• **Task requirements**:
Find the string "filter" and gather every line that holds it.

• **Stored records**:

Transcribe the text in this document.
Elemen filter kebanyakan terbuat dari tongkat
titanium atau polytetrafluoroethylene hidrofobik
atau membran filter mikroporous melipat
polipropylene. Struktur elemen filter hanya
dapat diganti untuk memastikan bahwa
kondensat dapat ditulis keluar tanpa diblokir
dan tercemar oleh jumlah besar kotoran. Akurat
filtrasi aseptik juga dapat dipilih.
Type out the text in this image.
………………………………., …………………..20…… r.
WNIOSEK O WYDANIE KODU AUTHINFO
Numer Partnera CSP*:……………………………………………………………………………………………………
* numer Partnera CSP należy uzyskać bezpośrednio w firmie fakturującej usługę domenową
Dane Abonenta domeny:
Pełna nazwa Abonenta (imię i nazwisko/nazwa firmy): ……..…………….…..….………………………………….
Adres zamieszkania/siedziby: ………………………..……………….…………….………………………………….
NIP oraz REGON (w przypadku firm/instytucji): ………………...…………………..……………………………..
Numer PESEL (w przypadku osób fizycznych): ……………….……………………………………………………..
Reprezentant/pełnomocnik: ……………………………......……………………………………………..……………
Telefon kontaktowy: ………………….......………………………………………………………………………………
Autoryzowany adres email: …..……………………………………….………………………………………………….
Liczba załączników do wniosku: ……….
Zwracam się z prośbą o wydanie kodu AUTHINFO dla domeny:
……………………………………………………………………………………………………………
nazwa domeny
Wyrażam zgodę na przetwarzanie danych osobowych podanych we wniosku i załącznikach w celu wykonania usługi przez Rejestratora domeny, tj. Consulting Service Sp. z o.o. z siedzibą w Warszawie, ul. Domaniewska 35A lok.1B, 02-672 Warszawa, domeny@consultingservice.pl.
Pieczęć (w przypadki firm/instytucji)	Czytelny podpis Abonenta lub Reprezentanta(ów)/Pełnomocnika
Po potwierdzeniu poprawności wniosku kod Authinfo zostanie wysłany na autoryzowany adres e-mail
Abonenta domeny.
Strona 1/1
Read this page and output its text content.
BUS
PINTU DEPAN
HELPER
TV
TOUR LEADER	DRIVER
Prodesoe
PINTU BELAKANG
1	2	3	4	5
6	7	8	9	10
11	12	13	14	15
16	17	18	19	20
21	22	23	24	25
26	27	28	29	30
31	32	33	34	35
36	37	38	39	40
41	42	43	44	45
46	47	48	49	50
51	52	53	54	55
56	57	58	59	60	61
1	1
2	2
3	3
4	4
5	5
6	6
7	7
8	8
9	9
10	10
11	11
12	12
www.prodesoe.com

• **Full output**:
Elemen filter kebanyakan terbuat dari tongkat
atau membran filter mikroporous melipat
polipropylene. Struktur elemen filter hanya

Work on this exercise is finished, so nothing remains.